§ **Exercise prompt**
Transcribe every line exactly and omit anything that is a picture.

§ **Data for this task**
────────────────────────────────────────

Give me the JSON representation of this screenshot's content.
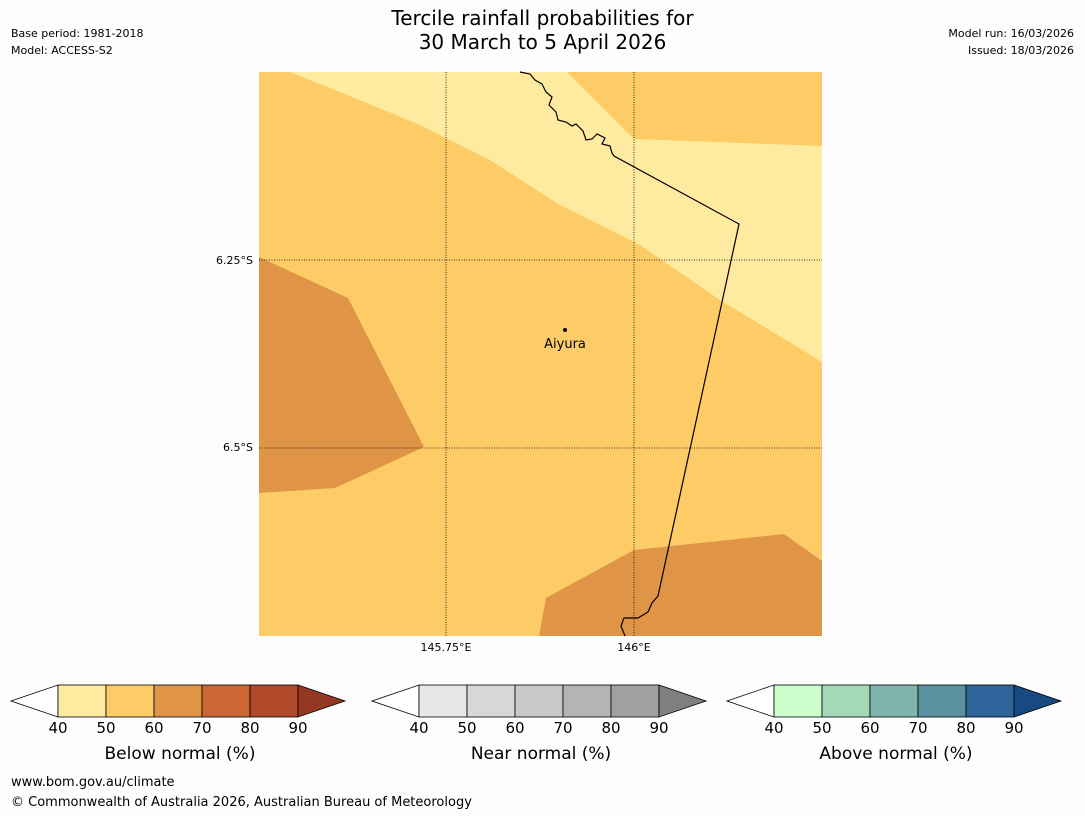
{
  "title": {
    "line1": "Tercile rainfall probabilities for",
    "line2": "30 March to 5 April 2026"
  },
  "meta_left": {
    "base_period": "Base period: 1981-2018",
    "model": "Model: ACCESS-S2"
  },
  "meta_right": {
    "model_run": "Model run: 16/03/2026",
    "issued": "Issued: 18/03/2026"
  },
  "map": {
    "lat_labels": [
      "6.25°S",
      "6.5°S"
    ],
    "lon_labels": [
      "145.75°E",
      "146°E"
    ],
    "town": "Aiyura",
    "colors": {
      "below_40_50": "#ffeb9f",
      "below_50_60": "#fdcc66",
      "below_60_70": "#e09446",
      "border": "#000000",
      "grid": "#000000"
    }
  },
  "colorbars": [
    {
      "label": "Below normal (%)",
      "ticks": [
        "40",
        "50",
        "60",
        "70",
        "80",
        "90"
      ],
      "colors": [
        "#ffeb9f",
        "#fdcc66",
        "#e09446",
        "#cc6633",
        "#b0492a"
      ],
      "extend_color": "#943823"
    },
    {
      "label": "Near normal (%)",
      "ticks": [
        "40",
        "50",
        "60",
        "70",
        "80",
        "90"
      ],
      "colors": [
        "#e6e6e6",
        "#d7d7d7",
        "#c8c8c8",
        "#b4b4b4",
        "#a0a0a0"
      ],
      "extend_color": "#808080"
    },
    {
      "label": "Above normal (%)",
      "ticks": [
        "40",
        "50",
        "60",
        "70",
        "80",
        "90"
      ],
      "colors": [
        "#ccffcc",
        "#a3d9b8",
        "#80b4ae",
        "#5a919f",
        "#2e6499"
      ],
      "extend_color": "#174a82"
    }
  ],
  "footer": {
    "url": "www.bom.gov.au/climate",
    "copyright": "© Commonwealth of Australia 2026, Australian Bureau of Meteorology"
  }
}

────────────────────────────────────────

§ **Reply**
Give me the JSON representation of this screenshot's content.
{
  "title": {
    "line1": "Tercile rainfall probabilities for",
    "line2": "30 March to 5 April 2026"
  },
  "meta_left": {
    "base_period": "Base period: 1981-2018",
    "model": "Model: ACCESS-S2"
  },
  "meta_right": {
    "model_run": "Model run: 16/03/2026",
    "issued": "Issued: 18/03/2026"
  },
  "map": {
    "lat_labels": [
      "6.25°S",
      "6.5°S"
    ],
    "lon_labels": [
      "145.75°E",
      "146°E"
    ],
    "town": "Aiyura",
    "colors": {
      "below_40_50": "#ffeb9f",
      "below_50_60": "#fdcc66",
      "below_60_70": "#e09446",
      "border": "#000000",
      "grid": "#000000"
    }
  },
  "colorbars": [
    {
      "label": "Below normal (%)",
      "ticks": [
        "40",
        "50",
        "60",
        "70",
        "80",
        "90"
      ],
      "colors": [
        "#ffeb9f",
        "#fdcc66",
        "#e09446",
        "#cc6633",
        "#b0492a"
      ],
      "extend_color": "#943823"
    },
    {
      "label": "Near normal (%)",
      "ticks": [
        "40",
        "50",
        "60",
        "70",
        "80",
        "90"
      ],
      "colors": [
        "#e6e6e6",
        "#d7d7d7",
        "#c8c8c8",
        "#b4b4b4",
        "#a0a0a0"
      ],
      "extend_color": "#808080"
    },
    {
      "label": "Above normal (%)",
      "ticks": [
        "40",
        "50",
        "60",
        "70",
        "80",
        "90"
      ],
      "colors": [
        "#ccffcc",
        "#a3d9b8",
        "#80b4ae",
        "#5a919f",
        "#2e6499"
      ],
      "extend_color": "#174a82"
    }
  ],
  "footer": {
    "url": "www.bom.gov.au/climate",
    "copyright": "© Commonwealth of Australia 2026, Australian Bureau of Meteorology"
  }
}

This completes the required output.